Stated goal –
Reproduce the listing that follows with no differences at all.

Given data –
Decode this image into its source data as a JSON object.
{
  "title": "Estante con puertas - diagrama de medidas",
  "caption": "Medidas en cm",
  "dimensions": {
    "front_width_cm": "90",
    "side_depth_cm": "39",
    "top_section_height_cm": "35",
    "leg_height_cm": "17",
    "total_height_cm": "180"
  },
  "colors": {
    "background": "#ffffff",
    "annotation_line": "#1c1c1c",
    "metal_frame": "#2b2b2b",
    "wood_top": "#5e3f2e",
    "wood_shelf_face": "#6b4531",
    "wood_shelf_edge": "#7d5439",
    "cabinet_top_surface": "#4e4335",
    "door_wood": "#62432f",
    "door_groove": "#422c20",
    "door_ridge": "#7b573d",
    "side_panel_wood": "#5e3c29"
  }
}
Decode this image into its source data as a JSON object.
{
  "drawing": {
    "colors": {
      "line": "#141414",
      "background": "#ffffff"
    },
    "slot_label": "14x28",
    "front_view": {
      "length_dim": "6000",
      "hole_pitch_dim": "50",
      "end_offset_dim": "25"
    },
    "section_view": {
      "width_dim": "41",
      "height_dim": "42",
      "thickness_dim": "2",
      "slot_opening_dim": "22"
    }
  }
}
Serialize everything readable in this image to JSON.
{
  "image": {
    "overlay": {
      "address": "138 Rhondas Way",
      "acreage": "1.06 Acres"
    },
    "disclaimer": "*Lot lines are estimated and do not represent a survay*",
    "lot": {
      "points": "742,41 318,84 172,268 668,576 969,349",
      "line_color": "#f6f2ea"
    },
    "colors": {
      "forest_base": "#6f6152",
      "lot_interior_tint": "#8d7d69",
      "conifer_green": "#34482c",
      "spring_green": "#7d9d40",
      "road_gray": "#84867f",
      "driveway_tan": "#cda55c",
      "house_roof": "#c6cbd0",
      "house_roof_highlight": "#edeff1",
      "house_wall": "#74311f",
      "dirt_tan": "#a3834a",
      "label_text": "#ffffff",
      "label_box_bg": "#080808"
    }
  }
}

Solution to this problem –
Decode this image into its source data as a JSON object.
{
  "title": "Estante con puertas - diagrama de medidas",
  "caption": "Medidas en cm",
  "dimensions": {
    "front_width_cm": "90",
    "side_depth_cm": "39",
    "top_section_height_cm": "35",
    "leg_height_cm": "17",
    "total_height_cm": "180"
  },
  "colors": {
    "background": "#ffffff",
    "annotation_line": "#1c1c1c",
    "metal_frame": "#2b2b2b",
    "wood_top": "#5e3f2e",
    "wood_shelf_face": "#6b4531",
    "wood_shelf_edge": "#7d5439",
    "cabinet_top_surface": "#4e4335",
    "door_wood": "#62432f",
    "door_groove": "#422c20",
    "door_ridge": "#7b573d",
    "side_panel_wood": "#5e3c29"
  }
}
Decode this image into its source data as a JSON object.
{
  "drawing": {
    "colors": {
      "line": "#141414",
      "background": "#ffffff"
    },
    "slot_label": "14x28",
    "front_view": {
      "length_dim": "6000",
      "hole_pitch_dim": "50",
      "end_offset_dim": "25"
    },
    "section_view": {
      "width_dim": "41",
      "height_dim": "42",
      "thickness_dim": "2",
      "slot_opening_dim": "22"
    }
  }
}
Serialize everything readable in this image to JSON.
{
  "image": {
    "overlay": {
      "address": "138 Rhondas Way",
      "acreage": "1.06 Acres"
    },
    "disclaimer": "*Lot lines are estimated and do not represent a survay*",
    "lot": {
      "points": "742,41 318,84 172,268 668,576 969,349",
      "line_color": "#f6f2ea"
    },
    "colors": {
      "forest_base": "#6f6152",
      "lot_interior_tint": "#8d7d69",
      "conifer_green": "#34482c",
      "spring_green": "#7d9d40",
      "road_gray": "#84867f",
      "driveway_tan": "#cda55c",
      "house_roof": "#c6cbd0",
      "house_roof_highlight": "#edeff1",
      "house_wall": "#74311f",
      "dirt_tan": "#a3834a",
      "label_text": "#ffffff",
      "label_box_bg": "#080808"
    }
  }
}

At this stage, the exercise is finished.